* **Complete the following**
1. Reproduce verbatim the part of the Bihar Administrative Service overview starting at "Bihar Administrative Service (BAS)" and ending at "Competitive Examination (CCE)".
2. According to the Bihar Administrative Service overview, on what date was the service founded?
3. In the Bihar Administrative Service overview, rewrite the paragraph beginning "Bihar Administrative Service, often abbreviated" more briefly, keeping its main facts.

* **Given passage**
------------------------------------------------------------

Bihar Administrative Service (BAS)

Service Overview
- Founded: 1 April 1949
- State: Bihar
- Staff College: Bihar Institute of Public Administration and Rural Development, Patna, Bihar
- Cadre Controlling Authority: General Administration Department, Government of Bihar
- Minister Responsible: Samrat Chaudhary, Chief Minister of Bihar and Minister of General Administration Department
- Legal Personality: Governmental: Civil Service
- Current Cadre Strength: 1634 members
- Selection: Bihar Public Service Commission (BPSC) - Combined Competitive Examination (CCE)
- Association: Bihar Administrative Service Association (BASA)

Head of the State Civil Services
- Chief Secretary: Pratyaya Amrit, IAS
- Principal Secretary (GAD): B Rajendra, IAS

= Bihar Administrative Service =

Indian state civil service

Bihar Administrative Service, often abbreviated to as BAS, is the administrative civil service of the Government of Bihar comprising Group A and Group B posts. It is also the feeder service for Indian Administrative Service in the state.

------------------------------------------------------------

* **Dataset section**
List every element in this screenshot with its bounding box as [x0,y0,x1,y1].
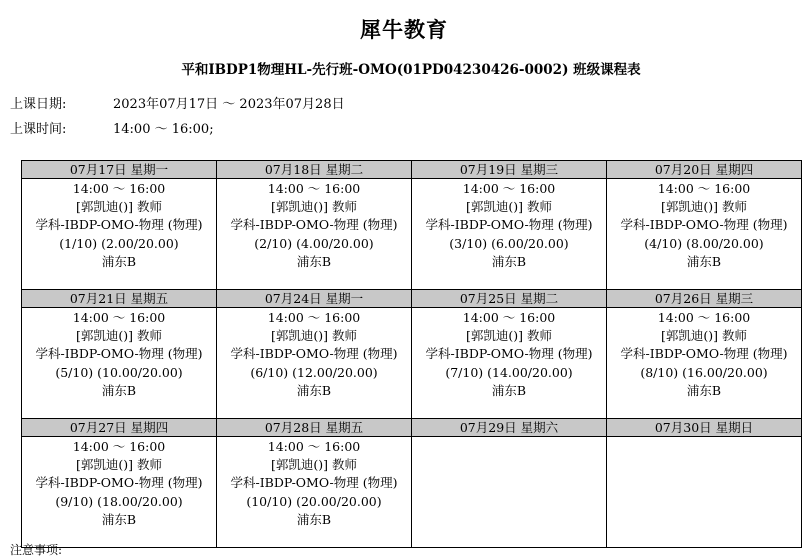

------------------------------------------------------------

* **Solution set**
1.
Bihar Administrative Service (BAS)

Service Overview
- Founded: 1 April 1949
- State: Bihar
- Staff College: Bihar Institute of Public Administration and Rural Development, Patna, Bihar
- Cadre Controlling Authority: General Administration Department, Government of Bihar
- Minister Responsible: Samrat Chaudhary, Chief Minister of Bihar and Minister of General Administration Department
- Legal Personality: Governmental: Civil Service
- Current Cadre Strength: 1634 members
- Selection: Bihar Public Service Commission (BPSC) - Combined Competitive Examination (CCE)

2. 1 April 1949.

3. BAS is the Government of Bihar's administrative civil service. It covers Group A and Group B posts and serves as the feeder service for the Indian Administrative Service in the state.